◆ THE REQUEST: Arrange the lines of the material as a numbered list, leaving out any blank lines. Include only the stretch from the line containing "name-field[interactable] xyxy=(732,268,820,289)" through the line containing "student-id-blank[interactable] xyxy=(603,269,661,284)", both included.

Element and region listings
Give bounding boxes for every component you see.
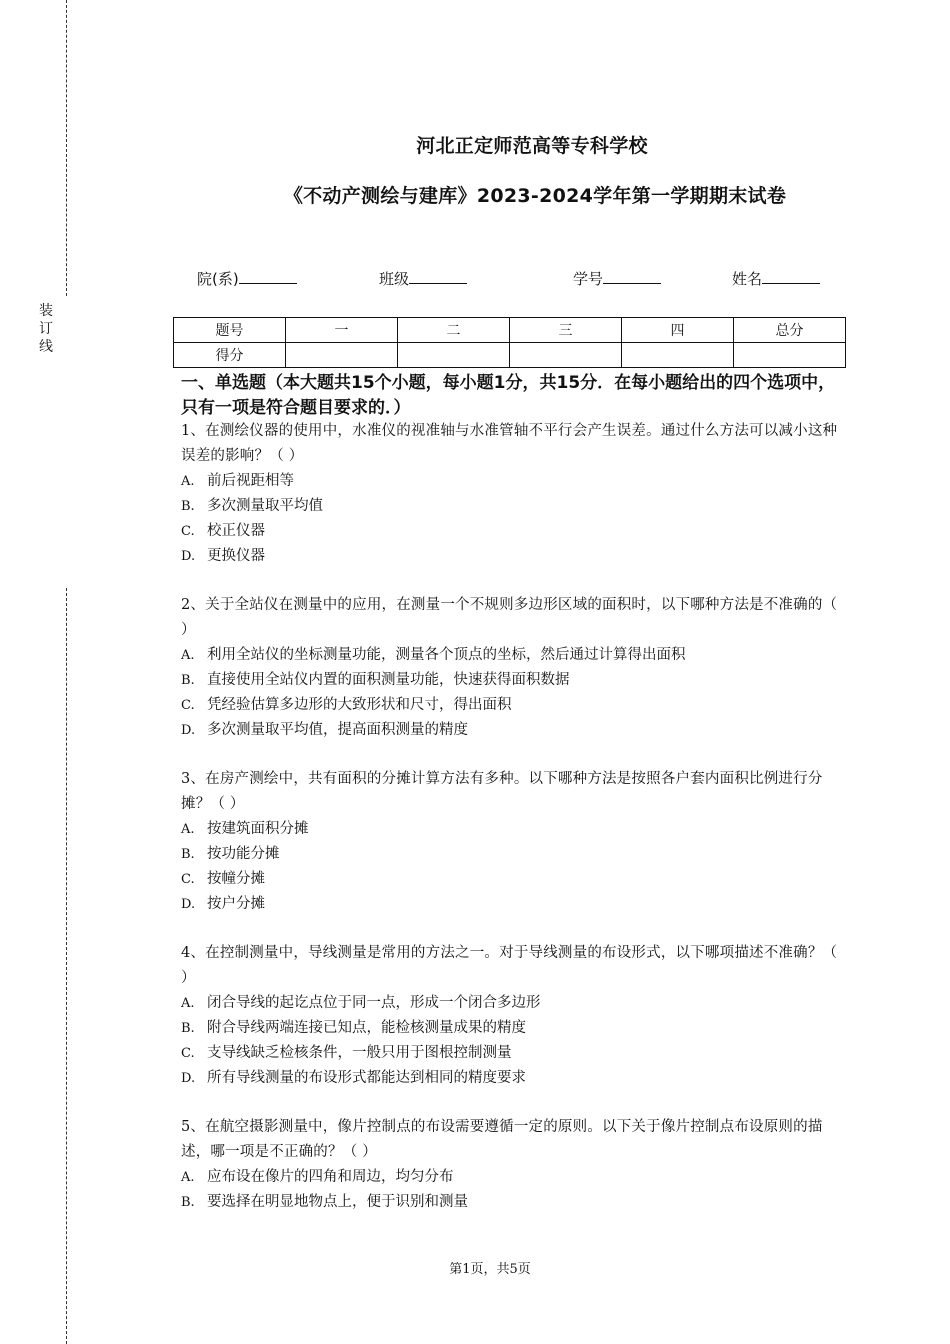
name-field[interactable] xyxy=(732,268,820,289)
department-blank[interactable] xyxy=(239,269,297,284)
option-letter: B. xyxy=(181,499,195,514)
department-field[interactable] xyxy=(197,268,297,289)
option-letter: D. xyxy=(181,1071,196,1086)
question-item xyxy=(181,767,841,917)
question-item xyxy=(181,941,841,1091)
score-row-label: 得分 xyxy=(174,343,286,368)
question-option xyxy=(181,494,841,519)
student-id-label: 学号 xyxy=(573,270,604,288)
option-text: 应布设在像片的四角和周边，均匀分布 xyxy=(207,1169,454,1185)
option-text: 凭经验估算多边形的大致形状和尺寸，得出面积 xyxy=(207,697,512,713)
score-header-cell: 二 xyxy=(398,318,510,343)
option-text: 直接使用全站仪内置的面积测量功能，快速获得面积数据 xyxy=(207,672,570,688)
department-label: 院(系) xyxy=(197,270,239,288)
school-title: 河北正定师范高等专科学校 xyxy=(416,135,648,157)
option-text: 多次测量取平均值，提高面积测量的精度 xyxy=(207,722,468,738)
option-letter: A. xyxy=(181,1170,195,1185)
option-letter: B. xyxy=(181,673,195,688)
option-text: 按功能分摊 xyxy=(207,846,280,862)
option-letter: A. xyxy=(181,474,195,489)
binding-dashed-line-bottom xyxy=(66,588,67,1344)
option-text: 所有导线测量的布设形式都能达到相同的精度要求 xyxy=(207,1070,526,1086)
option-text: 利用全站仪的坐标测量功能，测量各个顶点的坐标，然后通过计算得出面积 xyxy=(207,647,686,663)
question-option xyxy=(181,718,841,743)
score-table-score-row xyxy=(174,343,846,368)
student-id-field[interactable] xyxy=(573,268,661,289)
option-text: 要选择在明显地物点上，便于识别和测量 xyxy=(207,1194,468,1210)
section-heading: 一、单选题（本大题共15个小题，每小题1分，共15分．在每小题给出的四个选项中，只有一项是符合题目要求的．） xyxy=(181,373,836,418)
option-letter: B. xyxy=(181,847,195,862)
question-option xyxy=(181,544,841,569)
question-option xyxy=(181,892,841,917)
question-option xyxy=(181,643,841,668)
question-item xyxy=(181,593,841,743)
class-field[interactable] xyxy=(379,268,467,289)
option-text: 更换仪器 xyxy=(207,548,265,564)
score-header-cell: 题号 xyxy=(174,318,286,343)
option-letter: D. xyxy=(181,723,196,738)
student-id-blank[interactable] xyxy=(603,269,661,284)
question-stem: 3、在房产测绘中，共有面积的分摊计算方法有多种。以下哪种方法是按照各户套内面积比例进行分摊？（ ） xyxy=(181,771,823,812)
binding-label xyxy=(38,302,54,356)
score-header-cell: 三 xyxy=(510,318,622,343)
class-blank[interactable] xyxy=(409,269,467,284)
question-item xyxy=(181,1115,841,1215)
question-option xyxy=(181,817,841,842)
option-text: 按建筑面积分摊 xyxy=(207,821,309,837)
question-stem: 1、在测绘仪器的使用中，水准仪的视准轴与水准管轴不平行会产生误差。通过什么方法可以减小这种误差的影响？（ ） xyxy=(181,423,838,464)
option-letter: C. xyxy=(181,698,195,713)
question-option xyxy=(181,1016,841,1041)
option-text: 按幢分摊 xyxy=(207,871,265,887)
option-text: 多次测量取平均值 xyxy=(207,498,323,514)
option-letter: C. xyxy=(181,1046,195,1061)
option-letter: C. xyxy=(181,524,195,539)
binding-char: 装 xyxy=(39,303,53,319)
question-option xyxy=(181,842,841,867)
binding-char: 订 xyxy=(39,321,53,337)
option-text: 闭合导线的起讫点位于同一点，形成一个闭合多边形 xyxy=(207,995,541,1011)
score-table xyxy=(173,317,846,368)
score-cell[interactable] xyxy=(286,343,398,368)
option-letter: B. xyxy=(181,1021,195,1036)
option-letter: A. xyxy=(181,648,195,663)
question-option xyxy=(181,469,841,494)
question-stem: 4、在控制测量中，导线测量是常用的方法之一。对于导线测量的布设形式，以下哪项描述不准确？（ ） xyxy=(181,945,838,986)
question-option xyxy=(181,668,841,693)
question-stem: 2、关于全站仪在测量中的应用，在测量一个不规则多边形区域的面积时，以下哪种方法是不准确的（ ） xyxy=(181,597,838,638)
score-cell[interactable] xyxy=(622,343,734,368)
question-stem: 5、在航空摄影测量中，像片控制点的布设需要遵循一定的原则。以下关于像片控制点布设原则的描述，哪一项是不正确的？（ ） xyxy=(181,1119,823,1160)
question-item xyxy=(181,419,841,569)
option-text: 附合导线两端连接已知点，能检核测量成果的精度 xyxy=(207,1020,526,1036)
option-text: 前后视距相等 xyxy=(207,473,294,489)
option-text: 按户分摊 xyxy=(207,896,265,912)
option-letter: A. xyxy=(181,822,195,837)
score-table-header-row xyxy=(174,318,846,343)
question-option xyxy=(181,1066,841,1091)
score-cell[interactable] xyxy=(734,343,846,368)
option-letter: C. xyxy=(181,872,195,887)
page-footer: 第1页，共5页 xyxy=(449,1262,531,1277)
question-list xyxy=(181,419,841,1239)
question-option xyxy=(181,1041,841,1066)
name-label: 姓名 xyxy=(732,270,763,288)
class-label: 班级 xyxy=(379,270,410,288)
option-text: 支导线缺乏检核条件，一般只用于图根控制测量 xyxy=(207,1045,512,1061)
binding-char: 线 xyxy=(39,339,53,355)
question-option xyxy=(181,867,841,892)
score-cell[interactable] xyxy=(510,343,622,368)
option-letter: D. xyxy=(181,549,196,564)
option-letter: B. xyxy=(181,1195,195,1210)
name-blank[interactable] xyxy=(762,269,820,284)
student-info-row xyxy=(0,268,950,292)
question-option xyxy=(181,991,841,1016)
score-cell[interactable] xyxy=(398,343,510,368)
option-text: 校正仪器 xyxy=(207,523,265,539)
question-option xyxy=(181,693,841,718)
option-letter: A. xyxy=(181,996,195,1011)
score-header-cell: 四 xyxy=(622,318,734,343)
question-option xyxy=(181,519,841,544)
score-header-cell: 总分 xyxy=(734,318,846,343)
question-option xyxy=(181,1165,841,1190)
score-header-cell: 一 xyxy=(286,318,398,343)
question-option xyxy=(181,1190,841,1215)
exam-title: 《不动产测绘与建库》2023-2024学年第一学期期末试卷 xyxy=(283,185,787,207)
option-letter: D. xyxy=(181,897,196,912)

◆ PROBLEM SOLUTION:
1. name-field[interactable] xyxy=(732,268,820,289)
2. department-blank[interactable] xyxy=(239,269,297,284)
3. option-letter: B. xyxy=(181,499,195,514)
4. department-field[interactable] xyxy=(197,268,297,289)
5. option-letter: D. xyxy=(181,1071,196,1086)
6. question-item xyxy=(181,767,841,917)
7. question-item xyxy=(181,941,841,1091)
8. score-row-label: 得分 xyxy=(174,343,286,368)
9. question-option xyxy=(181,494,841,519)
10. student-id-label: 学号 xyxy=(573,270,604,288)
11. option-text: 应布设在像片的四角和周边，均匀分布 xyxy=(207,1169,454,1185)
12. option-text: 凭经验估算多边形的大致形状和尺寸，得出面积 xyxy=(207,697,512,713)
13. score-header-cell: 二 xyxy=(398,318,510,343)
14. option-text: 直接使用全站仪内置的面积测量功能，快速获得面积数据 xyxy=(207,672,570,688)
15. department-label: 院(系) xyxy=(197,270,239,288)
16. school-title: 河北正定师范高等专科学校 xyxy=(416,135,648,157)
17. option-text: 多次测量取平均值，提高面积测量的精度 xyxy=(207,722,468,738)
18. option-letter: A. xyxy=(181,1170,195,1185)
19. option-letter: B. xyxy=(181,673,195,688)
20. option-text: 按功能分摊 xyxy=(207,846,280,862)
21. option-letter: A. xyxy=(181,474,195,489)
22. binding-dashed-line-bottom xyxy=(66,588,67,1344)
23. option-text: 所有导线测量的布设形式都能达到相同的精度要求 xyxy=(207,1070,526,1086)
24. option-text: 利用全站仪的坐标测量功能，测量各个顶点的坐标，然后通过计算得出面积 xyxy=(207,647,686,663)
25. question-option xyxy=(181,718,841,743)
26. score-table-score-row xyxy=(174,343,846,368)
27. student-id-field[interactable] xyxy=(573,268,661,289)
28. option-text: 要选择在明显地物点上，便于识别和测量 xyxy=(207,1194,468,1210)
29. section-heading: 一、单选题（本大题共15个小题，每小题1分，共15分．在每小题给出的四个选项中，只有一项是符合题目要求的．） xyxy=(181,373,836,418)
30. option-letter: B. xyxy=(181,847,195,862)
31. question-option xyxy=(181,544,841,569)
32. question-option xyxy=(181,892,841,917)
33. question-option xyxy=(181,643,841,668)
34. question-item xyxy=(181,593,841,743)
35. class-field[interactable] xyxy=(379,268,467,289)
36. option-text: 更换仪器 xyxy=(207,548,265,564)
37. score-header-cell: 题号 xyxy=(174,318,286,343)
38. option-letter: D. xyxy=(181,723,196,738)
39. student-id-blank[interactable] xyxy=(603,269,661,284)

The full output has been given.